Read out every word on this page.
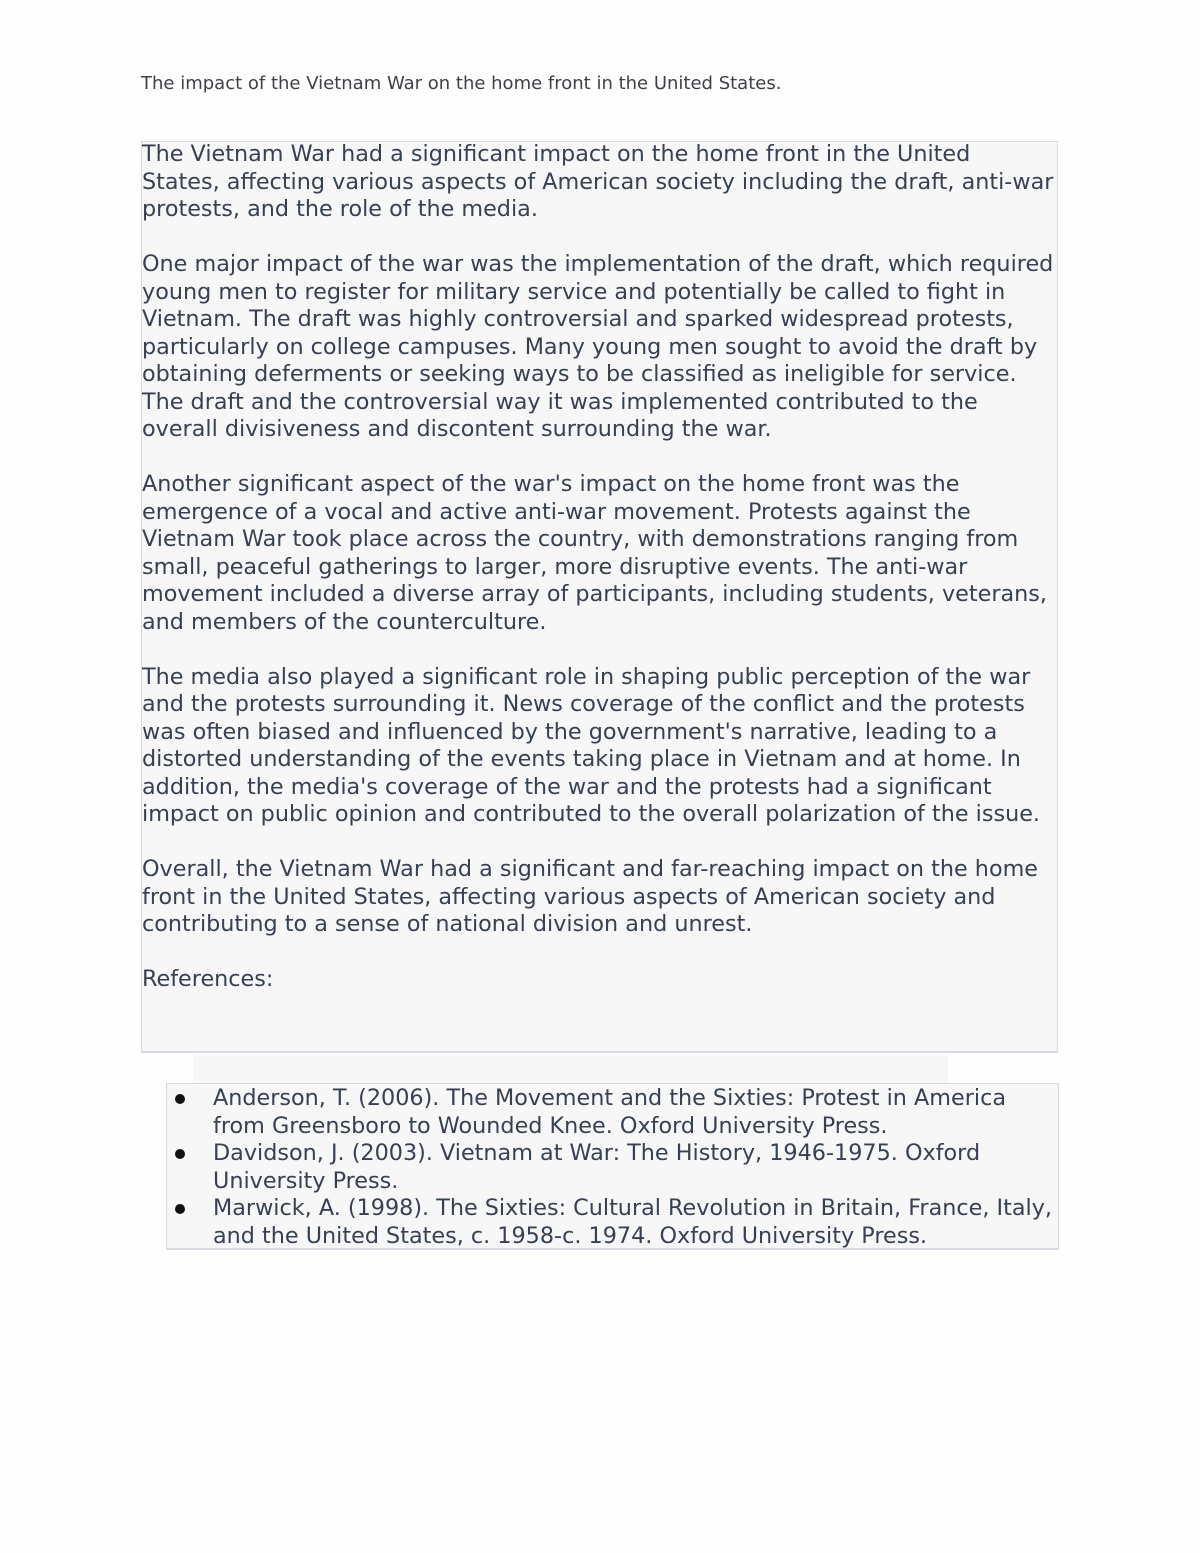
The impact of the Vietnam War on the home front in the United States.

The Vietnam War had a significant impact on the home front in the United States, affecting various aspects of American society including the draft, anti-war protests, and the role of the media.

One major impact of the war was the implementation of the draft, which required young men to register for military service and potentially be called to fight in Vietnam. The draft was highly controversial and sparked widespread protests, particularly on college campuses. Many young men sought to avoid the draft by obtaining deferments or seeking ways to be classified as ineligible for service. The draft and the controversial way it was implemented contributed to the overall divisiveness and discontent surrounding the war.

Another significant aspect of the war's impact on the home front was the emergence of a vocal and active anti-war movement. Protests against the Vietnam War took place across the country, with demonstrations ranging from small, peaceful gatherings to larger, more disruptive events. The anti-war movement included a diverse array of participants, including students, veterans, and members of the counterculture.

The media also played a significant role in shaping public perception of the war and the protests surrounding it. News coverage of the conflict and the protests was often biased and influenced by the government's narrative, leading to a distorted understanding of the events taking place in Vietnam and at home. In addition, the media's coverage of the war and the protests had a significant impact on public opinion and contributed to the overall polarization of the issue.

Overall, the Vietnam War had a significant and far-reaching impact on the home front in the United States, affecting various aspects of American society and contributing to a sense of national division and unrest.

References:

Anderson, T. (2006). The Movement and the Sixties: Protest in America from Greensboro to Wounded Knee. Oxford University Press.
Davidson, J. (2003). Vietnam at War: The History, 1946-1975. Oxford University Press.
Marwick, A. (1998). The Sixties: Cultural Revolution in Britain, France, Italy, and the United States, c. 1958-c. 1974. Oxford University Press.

^^^^^^^^

Reproduce the whole listing exactly, but not the images in it.

Read out every word on this page.
The impact of the Vietnam War on the home front in the United States.

The Vietnam War had a significant impact on the home front in the United States, affecting various aspects of American society including the draft, anti-war protests, and the role of the media.

One major impact of the war was the implementation of the draft, which required young men to register for military service and potentially be called to fight in Vietnam. The draft was highly controversial and sparked widespread protests, particularly on college campuses. Many young men sought to avoid the draft by obtaining deferments or seeking ways to be classified as ineligible for service. The draft and the controversial way it was implemented contributed to the overall divisiveness and discontent surrounding the war.

Another significant aspect of the war's impact on the home front was the emergence of a vocal and active anti-war movement. Protests against the Vietnam War took place across the country, with demonstrations ranging from small, peaceful gatherings to larger, more disruptive events. The anti-war movement included a diverse array of participants, including students, veterans, and members of the counterculture.

The media also played a significant role in shaping public perception of the war and the protests surrounding it. News coverage of the conflict and the protests was often biased and influenced by the government's narrative, leading to a distorted understanding of the events taking place in Vietnam and at home. In addition, the media's coverage of the war and the protests had a significant impact on public opinion and contributed to the overall polarization of the issue.

Overall, the Vietnam War had a significant and far-reaching impact on the home front in the United States, affecting various aspects of American society and contributing to a sense of national division and unrest.

References:

Anderson, T. (2006). The Movement and the Sixties: Protest in America from Greensboro to Wounded Knee. Oxford University Press.
Davidson, J. (2003). Vietnam at War: The History, 1946-1975. Oxford University Press.
Marwick, A. (1998). The Sixties: Cultural Revolution in Britain, France, Italy, and the United States, c. 1958-c. 1974. Oxford University Press.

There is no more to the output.